# DO THIS
Copy every entry word for word, but skip the pictures.

# THE RECORDS

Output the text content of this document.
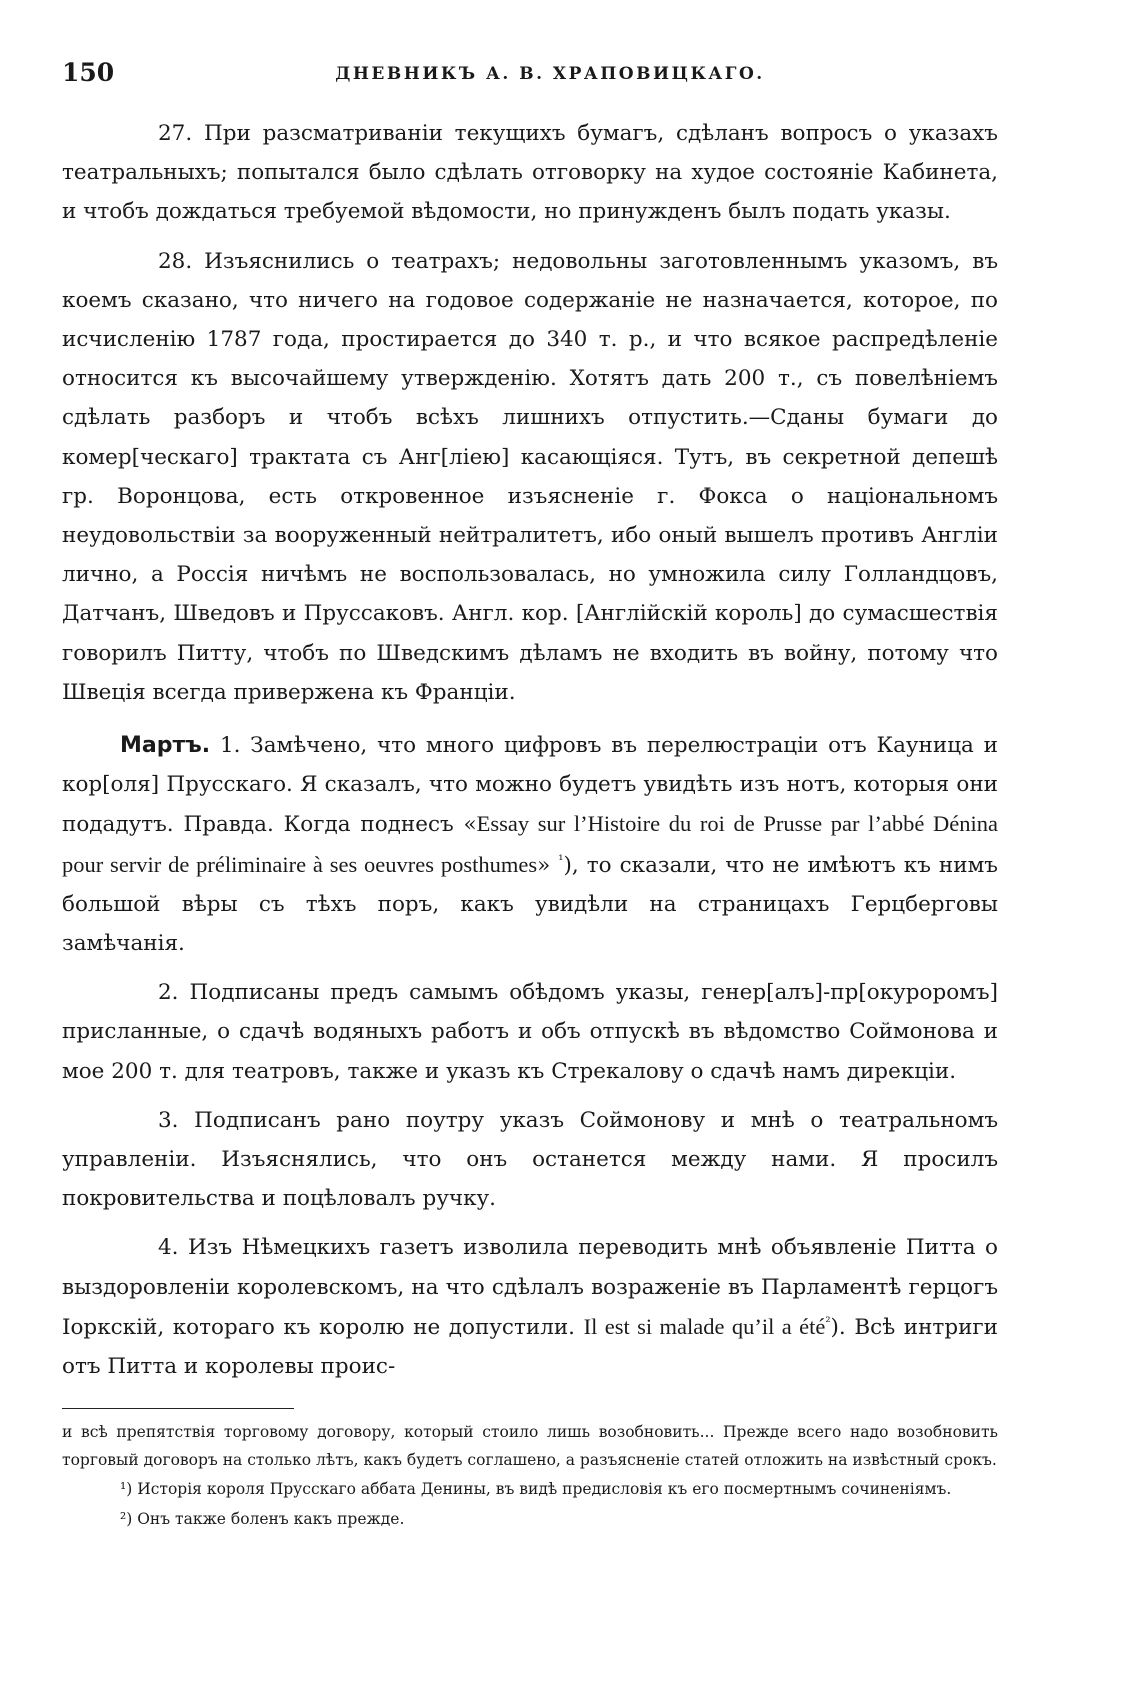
150	ДНЕВНИКЪ А. В. ХРАПОВИЦКАГО.

27. При разсматриваніи текущихъ бумагъ, сдѣланъ вопросъ о указахъ театральныхъ; попытался было сдѣлать отговорку на худое состояніе Кабинета, и чтобъ дождаться требуемой вѣдомости, но принужденъ былъ подать указы.

28. Изъяснились о театрахъ; недовольны заготовленнымъ указомъ, въ коемъ сказано, что ничего на годовое содержаніе не назначается, которое, по исчисленію 1787 года, простирается до 340 т. р., и что всякое распредѣленіе относится къ высочайшему утвержденію. Хотятъ дать 200 т., съ повелѣніемъ сдѣлать разборъ и чтобъ всѣхъ лишнихъ отпустить.—Сданы бумаги до комер[ческаго] трактата съ Анг[ліею] касающіяся. Тутъ, въ секретной депешѣ гр. Воронцова, есть откровенное изъясненіе г. Фокса о національномъ неудовольствіи за вооруженный нейтралитетъ, ибо оный вышелъ противъ Англіи лично, а Россія ничѣмъ не воспользовалась, но умножила силу Голландцовъ, Датчанъ, Шведовъ и Пруссаковъ. Англ. кор. [Англійскій король] до сумасшествія говорилъ Питту, чтобъ по Шведскимъ дѣламъ не входить въ войну, потому что Швеція всегда привержена къ Франціи.

Мартъ. 1. Замѣчено, что много цифровъ въ перелюстраціи отъ Кауница и кор[оля] Прусскаго. Я сказалъ, что можно будетъ увидѣть изъ нотъ, которыя они подадутъ. Правда. Когда поднесъ «Essay sur l’Histoire du roi de Prusse par l’abbé Dénina pour servir de préliminaire à ses oeuvres posthumes» $^{^1}$), то сказали, что не имѣютъ къ нимъ большой вѣры съ тѣхъ поръ, какъ увидѣли на страницахъ Герцберговы замѣчанія.

2. Подписаны предъ самымъ обѣдомъ указы, генер[алъ]-пр[окуроромъ] присланные, о сдачѣ водяныхъ работъ и объ отпускѣ въ вѣдомство Соймонова и мое 200 т. для театровъ, также и указъ къ Стрекалову о сдачѣ намъ дирекціи.

3. Подписанъ рано поутру указъ Соймонову и мнѣ о театральномъ управленіи. Изъяснялись, что онъ останется между нами. Я просилъ покровительства и поцѣловалъ ручку.

4. Изъ Нѣмецкихъ газетъ изволила переводить мнѣ объявленіе Питта о выздоровленіи королевскомъ, на что сдѣлалъ возраженіе въ Парламентѣ герцогъ Іоркскій, котораго къ королю не допустили. Il est si malade qu’il a été$^{^2}$). Всѣ интриги отъ Питта и королевы проис-

и всѣ препятствія торговому договору, который стоило лишь возобновить... Прежде всего надо возобновить торговый договоръ на столько лѣтъ, какъ будетъ соглашено, а разъясненіе статей отложить на извѣстный срокъ.

¹) Исторія короля Прусскаго аббата Денины, въ видѣ предисловія къ его посмертнымъ сочиненіямъ.

²) Онъ также боленъ какъ прежде.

# RESULT FOR THIS EXERCISE
Output the text content of this document.
150	ДНЕВНИКЪ А. В. ХРАПОВИЦКАГО.

27. При разсматриваніи текущихъ бумагъ, сдѣланъ вопросъ о указахъ театральныхъ; попытался было сдѣлать отговорку на худое состояніе Кабинета, и чтобъ дождаться требуемой вѣдомости, но принужденъ былъ подать указы.

28. Изъяснились о театрахъ; недовольны заготовленнымъ указомъ, въ коемъ сказано, что ничего на годовое содержаніе не назначается, которое, по исчисленію 1787 года, простирается до 340 т. р., и что всякое распредѣленіе относится къ высочайшему утвержденію. Хотятъ дать 200 т., съ повелѣніемъ сдѣлать разборъ и чтобъ всѣхъ лишнихъ отпустить.—Сданы бумаги до комер[ческаго] трактата съ Анг[ліею] касающіяся. Тутъ, въ секретной депешѣ гр. Воронцова, есть откровенное изъясненіе г. Фокса о національномъ неудовольствіи за вооруженный нейтралитетъ, ибо оный вышелъ противъ Англіи лично, а Россія ничѣмъ не воспользовалась, но умножила силу Голландцовъ, Датчанъ, Шведовъ и Пруссаковъ. Англ. кор. [Англійскій король] до сумасшествія говорилъ Питту, чтобъ по Шведскимъ дѣламъ не входить въ войну, потому что Швеція всегда привержена къ Франціи.

Мартъ. 1. Замѣчено, что много цифровъ въ перелюстраціи отъ Кауница и кор[оля] Прусскаго. Я сказалъ, что можно будетъ увидѣть изъ нотъ, которыя они подадутъ. Правда. Когда поднесъ «Essay sur l’Histoire du roi de Prusse par l’abbé Dénina pour servir de préliminaire à ses oeuvres posthumes» $^{^1}$), то сказали, что не имѣютъ къ нимъ большой вѣры съ тѣхъ поръ, какъ увидѣли на страницахъ Герцберговы замѣчанія.

2. Подписаны предъ самымъ обѣдомъ указы, генер[алъ]-пр[окуроромъ] присланные, о сдачѣ водяныхъ работъ и объ отпускѣ въ вѣдомство Соймонова и мое 200 т. для театровъ, также и указъ къ Стрекалову о сдачѣ намъ дирекціи.

3. Подписанъ рано поутру указъ Соймонову и мнѣ о театральномъ управленіи. Изъяснялись, что онъ останется между нами. Я просилъ покровительства и поцѣловалъ ручку.

4. Изъ Нѣмецкихъ газетъ изволила переводить мнѣ объявленіе Питта о выздоровленіи королевскомъ, на что сдѣлалъ возраженіе въ Парламентѣ герцогъ Іоркскій, котораго къ королю не допустили. Il est si malade qu’il a été$^{^2}$). Всѣ интриги отъ Питта и королевы проис-

и всѣ препятствія торговому договору, который стоило лишь возобновить... Прежде всего надо возобновить торговый договоръ на столько лѣтъ, какъ будетъ соглашено, а разъясненіе статей отложить на извѣстный срокъ.

¹) Исторія короля Прусскаго аббата Денины, въ видѣ предисловія къ его посмертнымъ сочиненіямъ.

²) Онъ также боленъ какъ прежде.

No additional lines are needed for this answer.